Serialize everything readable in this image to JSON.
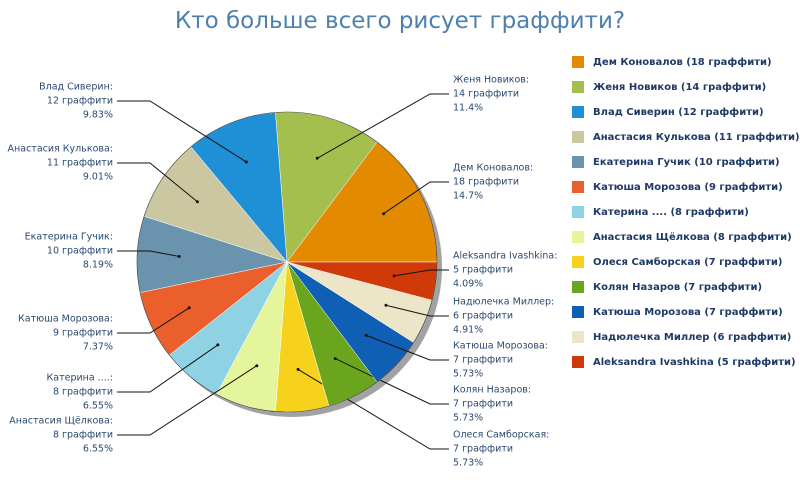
{
  "chart_data": {
    "type": "pie",
    "title": "Кто больше всего рисует граффити?",
    "categories": [
      "Дем Коновалов",
      "Женя Новиков",
      "Влад Сиверин",
      "Анастасия Кулькова",
      "Екатерина Гучик",
      "Катюша Морозова",
      "Катерина ....",
      "Анастасия Щёлкова",
      "Олеся Самборская",
      "Колян Назаров",
      "Катюша Морозова",
      "Надюлечка Миллер",
      "Aleksandra Ivashkina"
    ],
    "label_names": [
      "Дем Коновалов:",
      "Женя Новиков:",
      "Влад Сиверин:",
      "Анастасия Кулькова:",
      "Екатерина Гучик:",
      "Катюша Морозова:",
      "Катерина ....:",
      "Анастасия Щёлкова:",
      "Олеся Самборская:",
      "Колян Назаров:",
      "Катюша Морозова:",
      "Надюлечка Миллер:",
      "Aleksandra Ivashkina:"
    ],
    "legend_labels": [
      "Дем Коновалов (18 граффити)",
      "Женя Новиков (14 граффити)",
      "Влад Сиверин (12 граффити)",
      "Анастасия Кулькова (11 граффити)",
      "Екатерина Гучик (10 граффити)",
      "Катюша Морозова (9 граффити)",
      "Катерина .... (8 граффити)",
      "Анастасия Щёлкова (8 граффити)",
      "Олеся Самборская (7 граффити)",
      "Колян Назаров (7 граффити)",
      "Катюша Морозова (7 граффити)",
      "Надюлечка Миллер (6 граффити)",
      "Aleksandra Ivashkina (5 граффити)"
    ],
    "values": [
      18,
      14,
      12,
      11,
      10,
      9,
      8,
      8,
      7,
      7,
      7,
      6,
      5
    ],
    "value_labels": [
      "18 граффити",
      "14 граффити",
      "12 граффити",
      "11 граффити",
      "10 граффити",
      "9 граффити",
      "8 граффити",
      "8 граффити",
      "7 граффити",
      "7 граффити",
      "7 граффити",
      "6 граффити",
      "5 граффити"
    ],
    "percents": [
      {
        "value": 14.7,
        "label": "14.7%"
      },
      {
        "value": 11.4,
        "label": "11.4%"
      },
      {
        "value": 9.83,
        "label": "9.83%"
      },
      {
        "value": 9.01,
        "label": "9.01%"
      },
      {
        "value": 8.19,
        "label": "8.19%"
      },
      {
        "value": 7.37,
        "label": "7.37%"
      },
      {
        "value": 6.55,
        "label": "6.55%"
      },
      {
        "value": 6.55,
        "label": "6.55%"
      },
      {
        "value": 5.73,
        "label": "5.73%"
      },
      {
        "value": 5.73,
        "label": "5.73%"
      },
      {
        "value": 5.73,
        "label": "5.73%"
      },
      {
        "value": 4.91,
        "label": "4.91%"
      },
      {
        "value": 4.09,
        "label": "4.09%"
      }
    ],
    "colors": [
      "#e38a00",
      "#a5bf4f",
      "#1f8fd6",
      "#cbc8a1",
      "#6a93ae",
      "#ea5f2b",
      "#8ed2e4",
      "#e5f59b",
      "#f6d21c",
      "#6ba51e",
      "#0f5fb4",
      "#ece5c7",
      "#d03a09"
    ]
  }
}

-----

* Instruction *
Whichever lines contain the string "Коновалов", select and copy them.

* Complete answer *
      "Дем Коновалов",
      "Дем Коновалов:",
      "Дем Коновалов (18 граффити)",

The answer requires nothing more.